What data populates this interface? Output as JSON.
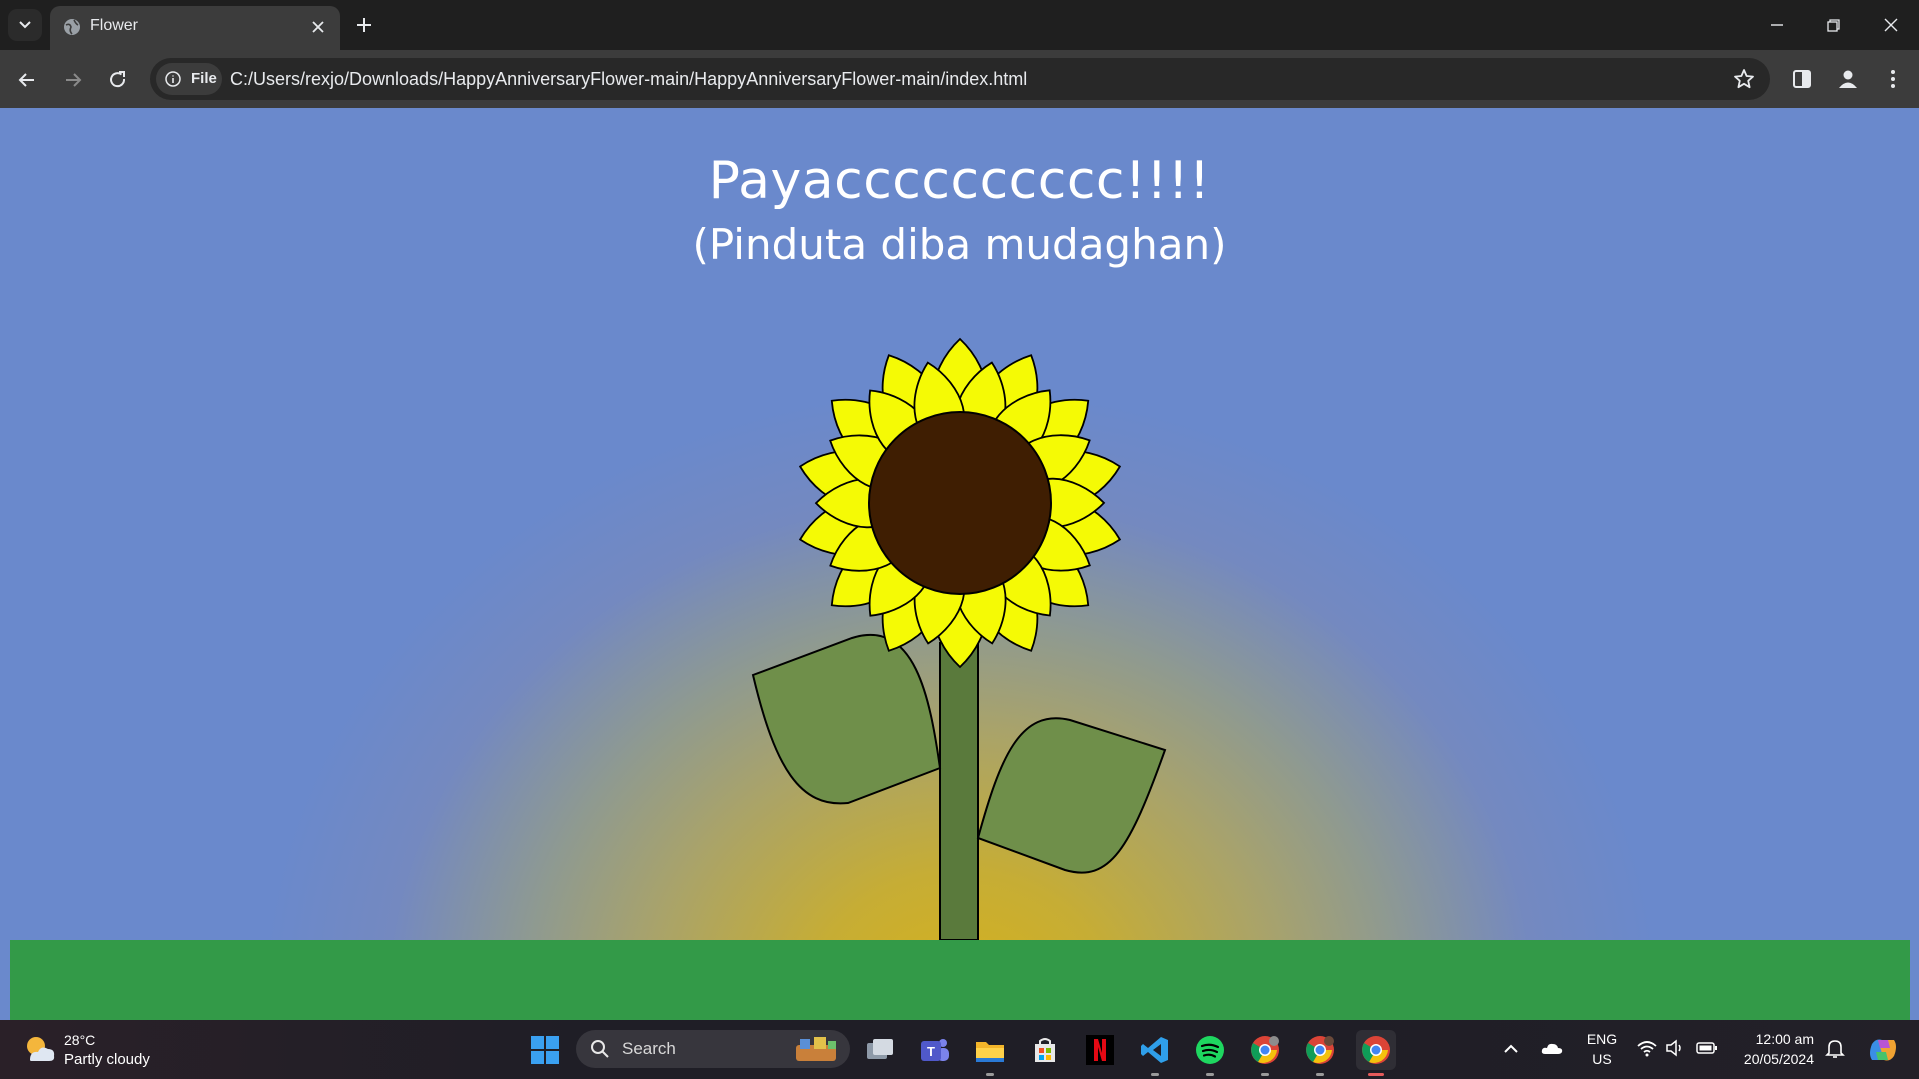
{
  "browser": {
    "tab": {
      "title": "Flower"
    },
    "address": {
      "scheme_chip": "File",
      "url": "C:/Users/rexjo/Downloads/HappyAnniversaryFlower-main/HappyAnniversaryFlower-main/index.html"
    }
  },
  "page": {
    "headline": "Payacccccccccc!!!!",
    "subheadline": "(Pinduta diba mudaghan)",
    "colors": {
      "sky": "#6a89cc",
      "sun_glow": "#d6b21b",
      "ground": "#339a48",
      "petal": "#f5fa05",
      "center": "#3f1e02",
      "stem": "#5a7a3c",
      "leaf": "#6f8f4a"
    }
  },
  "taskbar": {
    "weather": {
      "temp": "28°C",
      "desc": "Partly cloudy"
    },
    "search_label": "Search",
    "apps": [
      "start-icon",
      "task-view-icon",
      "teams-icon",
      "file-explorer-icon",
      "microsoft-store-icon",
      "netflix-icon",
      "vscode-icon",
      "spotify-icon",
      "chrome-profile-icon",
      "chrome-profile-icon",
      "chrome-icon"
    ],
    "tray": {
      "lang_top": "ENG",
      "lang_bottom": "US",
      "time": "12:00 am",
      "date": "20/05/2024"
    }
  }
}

* * *

Exercise objective – Using the data above, write out every line exactly, leaving the images behind.

Task output –
What data populates this interface? Output as JSON.
{
  "browser": {
    "tab": {
      "title": "Flower"
    },
    "address": {
      "scheme_chip": "File",
      "url": "C:/Users/rexjo/Downloads/HappyAnniversaryFlower-main/HappyAnniversaryFlower-main/index.html"
    }
  },
  "page": {
    "headline": "Payacccccccccc!!!!",
    "subheadline": "(Pinduta diba mudaghan)",
    "colors": {
      "sky": "#6a89cc",
      "sun_glow": "#d6b21b",
      "ground": "#339a48",
      "petal": "#f5fa05",
      "center": "#3f1e02",
      "stem": "#5a7a3c",
      "leaf": "#6f8f4a"
    }
  },
  "taskbar": {
    "weather": {
      "temp": "28°C",
      "desc": "Partly cloudy"
    },
    "search_label": "Search",
    "apps": [
      "start-icon",
      "task-view-icon",
      "teams-icon",
      "file-explorer-icon",
      "microsoft-store-icon",
      "netflix-icon",
      "vscode-icon",
      "spotify-icon",
      "chrome-profile-icon",
      "chrome-profile-icon",
      "chrome-icon"
    ],
    "tray": {
      "lang_top": "ENG",
      "lang_bottom": "US",
      "time": "12:00 am",
      "date": "20/05/2024"
    }
  }
}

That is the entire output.